▶ _Stated exercise_
In the listing that follows, count the lines holding the word "name" and report only that number.

>> start

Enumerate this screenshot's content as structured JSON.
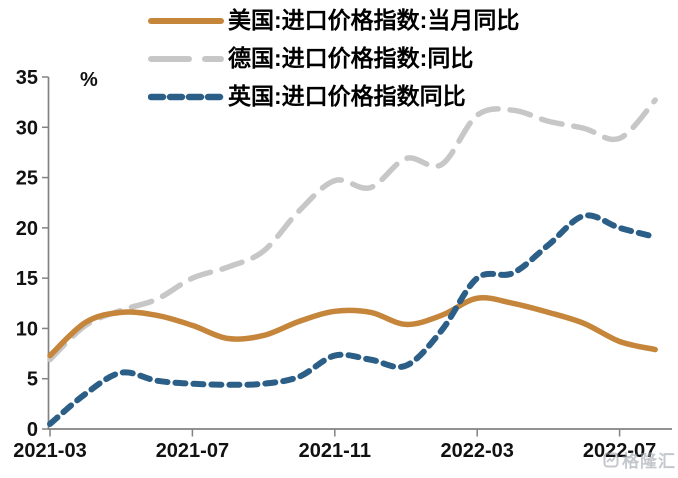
{
  "ylabel_unit": "%",
  "watermark": {
    "text": "格隆汇"
  },
  "chart_data": {
    "type": "line",
    "title": "",
    "xlabel": "",
    "ylabel": "%",
    "ylim": [
      0,
      35
    ],
    "ytick_step": 5,
    "grid": false,
    "legend_position": "top",
    "x": [
      "2021-03",
      "2021-04",
      "2021-05",
      "2021-06",
      "2021-07",
      "2021-08",
      "2021-09",
      "2021-10",
      "2021-11",
      "2021-12",
      "2022-01",
      "2022-02",
      "2022-03",
      "2022-04",
      "2022-05",
      "2022-06",
      "2022-07",
      "2022-08"
    ],
    "x_tick_labels": [
      "2021-03",
      "2021-07",
      "2021-11",
      "2022-03",
      "2022-07"
    ],
    "x_tick_indices": [
      0,
      4,
      8,
      12,
      16
    ],
    "series": [
      {
        "name": "美国:进口价格指数:当月同比",
        "color": "#C5863C",
        "style": "solid",
        "values": [
          7.3,
          10.6,
          11.6,
          11.3,
          10.3,
          9.0,
          9.3,
          10.7,
          11.7,
          11.6,
          10.4,
          11.3,
          13.0,
          12.5,
          11.6,
          10.5,
          8.7,
          7.9
        ]
      },
      {
        "name": "德国:进口价格指数:同比",
        "color": "#C7C7C7",
        "style": "long-dash",
        "values": [
          6.9,
          10.3,
          11.8,
          12.9,
          15.0,
          16.1,
          17.7,
          21.7,
          24.7,
          24.0,
          26.9,
          26.3,
          31.2,
          31.7,
          30.6,
          29.9,
          28.9,
          32.7
        ]
      },
      {
        "name": "英国:进口价格指数同比",
        "color": "#2B5F87",
        "style": "dash",
        "values": [
          0.5,
          3.5,
          5.6,
          4.8,
          4.5,
          4.4,
          4.5,
          5.2,
          7.3,
          6.9,
          6.3,
          9.8,
          15.0,
          15.5,
          18.3,
          21.2,
          20.0,
          19.1
        ]
      }
    ]
  }
}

>> end

▶ _Exercise solution_
3